[GIVEN INSTRUCTION] Copy all lines holding the word "FOTA" from the entries.
⟨
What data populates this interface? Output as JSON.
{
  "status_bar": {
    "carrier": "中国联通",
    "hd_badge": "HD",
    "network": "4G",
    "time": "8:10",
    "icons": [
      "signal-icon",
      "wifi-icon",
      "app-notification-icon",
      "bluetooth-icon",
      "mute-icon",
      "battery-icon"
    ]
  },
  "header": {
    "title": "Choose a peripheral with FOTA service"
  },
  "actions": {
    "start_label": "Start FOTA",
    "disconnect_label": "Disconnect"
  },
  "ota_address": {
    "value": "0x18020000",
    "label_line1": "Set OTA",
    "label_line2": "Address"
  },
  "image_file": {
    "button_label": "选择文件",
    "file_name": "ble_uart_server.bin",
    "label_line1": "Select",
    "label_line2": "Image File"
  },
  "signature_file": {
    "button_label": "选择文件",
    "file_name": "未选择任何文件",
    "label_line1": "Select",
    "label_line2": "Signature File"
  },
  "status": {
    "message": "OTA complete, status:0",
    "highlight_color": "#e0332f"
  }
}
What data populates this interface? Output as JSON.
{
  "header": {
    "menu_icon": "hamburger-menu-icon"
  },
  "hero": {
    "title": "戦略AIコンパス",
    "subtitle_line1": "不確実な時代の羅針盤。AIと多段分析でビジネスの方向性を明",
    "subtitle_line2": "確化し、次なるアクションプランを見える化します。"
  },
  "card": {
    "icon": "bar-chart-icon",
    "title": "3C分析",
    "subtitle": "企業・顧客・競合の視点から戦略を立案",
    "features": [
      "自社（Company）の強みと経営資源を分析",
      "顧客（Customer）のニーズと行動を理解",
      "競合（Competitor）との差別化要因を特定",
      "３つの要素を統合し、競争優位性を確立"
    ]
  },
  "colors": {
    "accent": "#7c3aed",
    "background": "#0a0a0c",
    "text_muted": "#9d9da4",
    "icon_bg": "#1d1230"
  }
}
⟩
[COMPLETED EXERCISE]
    "title": "Choose a peripheral with FOTA service"
    "start_label": "Start FOTA",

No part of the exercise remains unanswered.